Every entry must be repeated exactly. Exclude all pictures.

** begin RAW DATA **

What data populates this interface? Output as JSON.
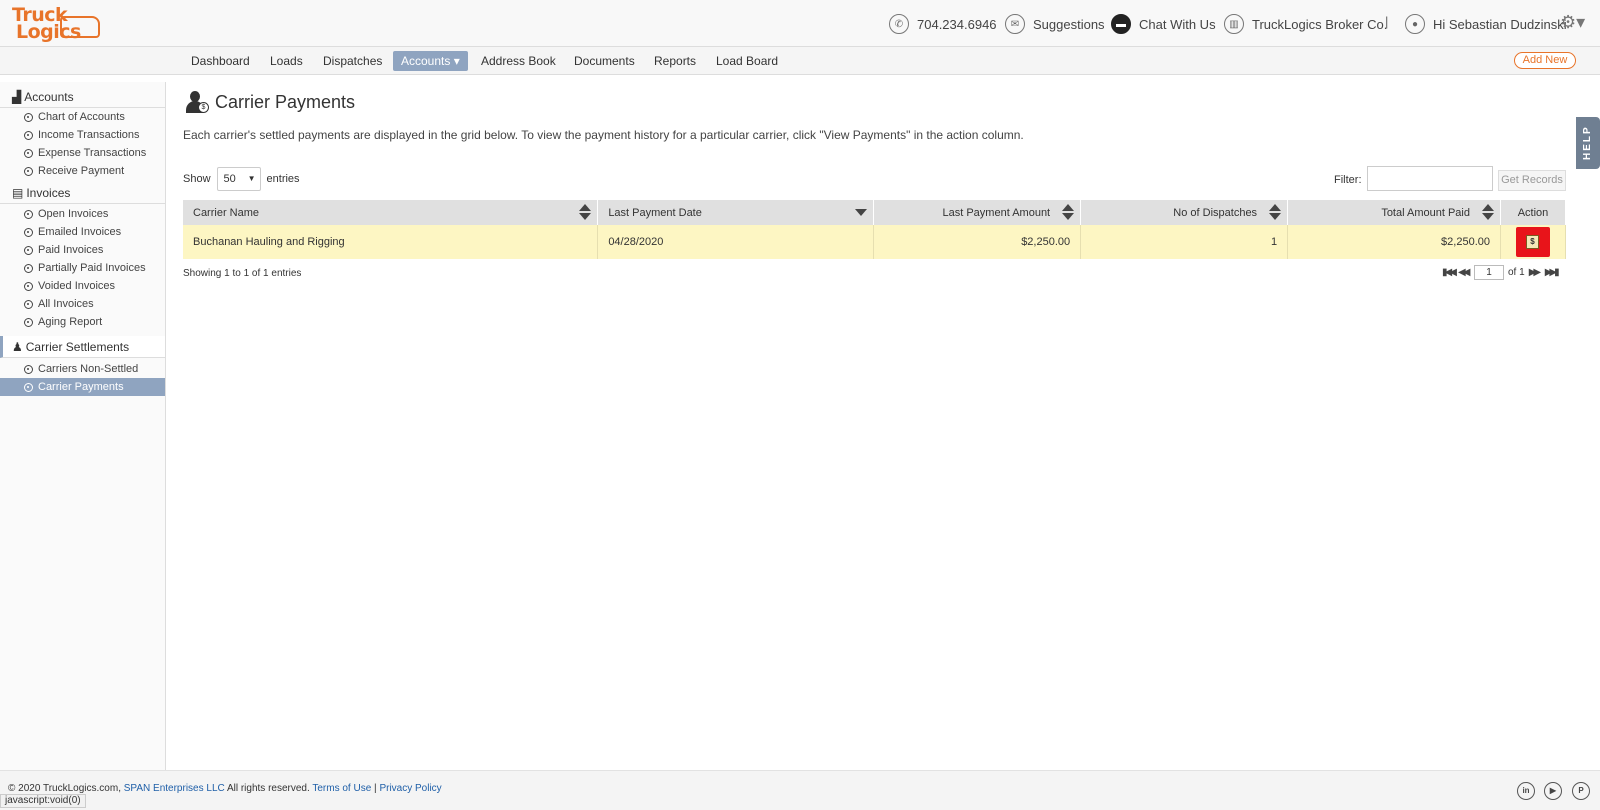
{
  "header": {
    "logo_line1": "Truck",
    "logo_line2": "Logics",
    "phone": "704.234.6946",
    "suggestions": "Suggestions",
    "chat": "Chat With Us",
    "company": "TruckLogics Broker Co.",
    "separator": "|",
    "greeting": "Hi Sebastian Dudzinski"
  },
  "nav": {
    "items": [
      "Dashboard",
      "Loads",
      "Dispatches",
      "Accounts",
      "Address Book",
      "Documents",
      "Reports",
      "Load Board"
    ],
    "active_caret": "▾",
    "add_new": "Add New"
  },
  "sidebar": {
    "accounts": {
      "label": "Accounts",
      "items": [
        "Chart of Accounts",
        "Income Transactions",
        "Expense Transactions",
        "Receive Payment"
      ]
    },
    "invoices": {
      "label": "Invoices",
      "items": [
        "Open Invoices",
        "Emailed Invoices",
        "Paid Invoices",
        "Partially Paid Invoices",
        "Voided Invoices",
        "All Invoices",
        "Aging Report"
      ]
    },
    "settlements": {
      "label": "Carrier Settlements",
      "items": [
        "Carriers Non-Settled",
        "Carrier Payments"
      ]
    }
  },
  "main": {
    "title": "Carrier Payments",
    "description": "Each carrier's settled payments are displayed in the grid below. To view the payment history for a particular carrier, click \"View Payments\" in the action column.",
    "show_label": "Show",
    "entries_value": "50",
    "entries_label": "entries",
    "filter_label": "Filter:",
    "get_records": "Get Records",
    "columns": [
      "Carrier Name",
      "Last Payment Date",
      "Last Payment Amount",
      "No of Dispatches",
      "Total Amount Paid",
      "Action"
    ],
    "rows": [
      {
        "carrier": "Buchanan Hauling and Rigging",
        "last_date": "04/28/2020",
        "last_amount": "$2,250.00",
        "dispatches": "1",
        "total": "$2,250.00"
      }
    ],
    "showing": "Showing 1 to 1 of 1 entries",
    "page_value": "1",
    "page_of": "of 1",
    "help": "HELP"
  },
  "footer": {
    "prefix": "© 2020 TruckLogics.com, ",
    "company_link": "SPAN Enterprises LLC",
    "rights": " All rights reserved. ",
    "terms": "Terms of Use",
    "divider": " | ",
    "privacy": "Privacy Policy",
    "status": "javascript:void(0)"
  },
  "colors": {
    "brand_orange": "#e8742a",
    "nav_active": "#8fa4c0",
    "row_highlight": "#fdf6c3",
    "action_red": "#e8141a"
  },
  "icons": [
    "phone-icon",
    "mail-icon",
    "chat-icon",
    "building-icon",
    "user-icon",
    "gear-icon",
    "view-payments-icon",
    "linkedin-icon",
    "youtube-icon",
    "pinterest-icon"
  ]
}
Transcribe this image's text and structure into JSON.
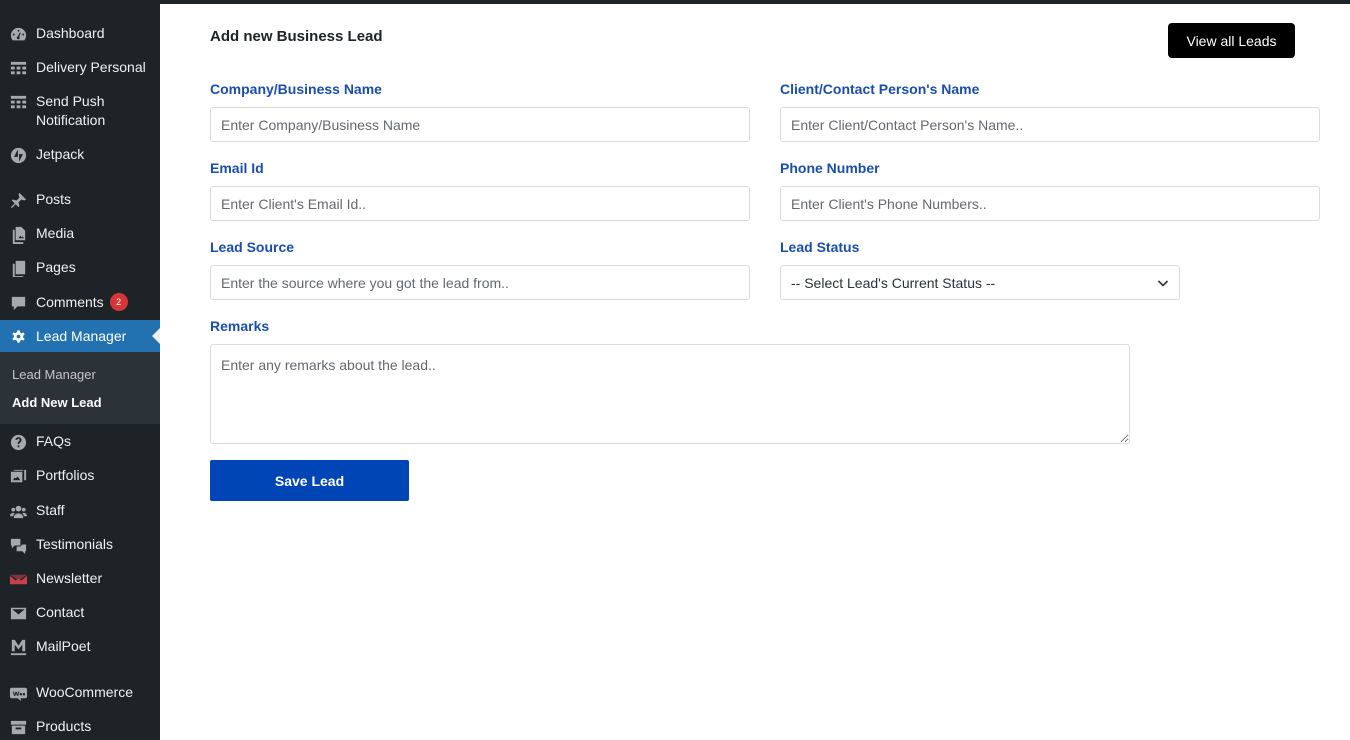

** end RAW DATA **

### THE SOLUTION
What data populates this interface? Output as JSON.
{
  "header": {
    "logo_line1": "Truck",
    "logo_line2": "Logics",
    "phone": "704.234.6946",
    "suggestions": "Suggestions",
    "chat": "Chat With Us",
    "company": "TruckLogics Broker Co.",
    "separator": "|",
    "greeting": "Hi Sebastian Dudzinski"
  },
  "nav": {
    "items": [
      "Dashboard",
      "Loads",
      "Dispatches",
      "Accounts",
      "Address Book",
      "Documents",
      "Reports",
      "Load Board"
    ],
    "active_caret": "▾",
    "add_new": "Add New"
  },
  "sidebar": {
    "accounts": {
      "label": "Accounts",
      "items": [
        "Chart of Accounts",
        "Income Transactions",
        "Expense Transactions",
        "Receive Payment"
      ]
    },
    "invoices": {
      "label": "Invoices",
      "items": [
        "Open Invoices",
        "Emailed Invoices",
        "Paid Invoices",
        "Partially Paid Invoices",
        "Voided Invoices",
        "All Invoices",
        "Aging Report"
      ]
    },
    "settlements": {
      "label": "Carrier Settlements",
      "items": [
        "Carriers Non-Settled",
        "Carrier Payments"
      ]
    }
  },
  "main": {
    "title": "Carrier Payments",
    "description": "Each carrier's settled payments are displayed in the grid below. To view the payment history for a particular carrier, click \"View Payments\" in the action column.",
    "show_label": "Show",
    "entries_value": "50",
    "entries_label": "entries",
    "filter_label": "Filter:",
    "get_records": "Get Records",
    "columns": [
      "Carrier Name",
      "Last Payment Date",
      "Last Payment Amount",
      "No of Dispatches",
      "Total Amount Paid",
      "Action"
    ],
    "rows": [
      {
        "carrier": "Buchanan Hauling and Rigging",
        "last_date": "04/28/2020",
        "last_amount": "$2,250.00",
        "dispatches": "1",
        "total": "$2,250.00"
      }
    ],
    "showing": "Showing 1 to 1 of 1 entries",
    "page_value": "1",
    "page_of": "of 1",
    "help": "HELP"
  },
  "footer": {
    "prefix": "© 2020 TruckLogics.com, ",
    "company_link": "SPAN Enterprises LLC",
    "rights": " All rights reserved. ",
    "terms": "Terms of Use",
    "divider": " | ",
    "privacy": "Privacy Policy",
    "status": "javascript:void(0)"
  },
  "colors": {
    "brand_orange": "#e8742a",
    "nav_active": "#8fa4c0",
    "row_highlight": "#fdf6c3",
    "action_red": "#e8141a"
  },
  "icons": [
    "phone-icon",
    "mail-icon",
    "chat-icon",
    "building-icon",
    "user-icon",
    "gear-icon",
    "view-payments-icon",
    "linkedin-icon",
    "youtube-icon",
    "pinterest-icon"
  ]
}
Transcribe this image's text and structure into JSON.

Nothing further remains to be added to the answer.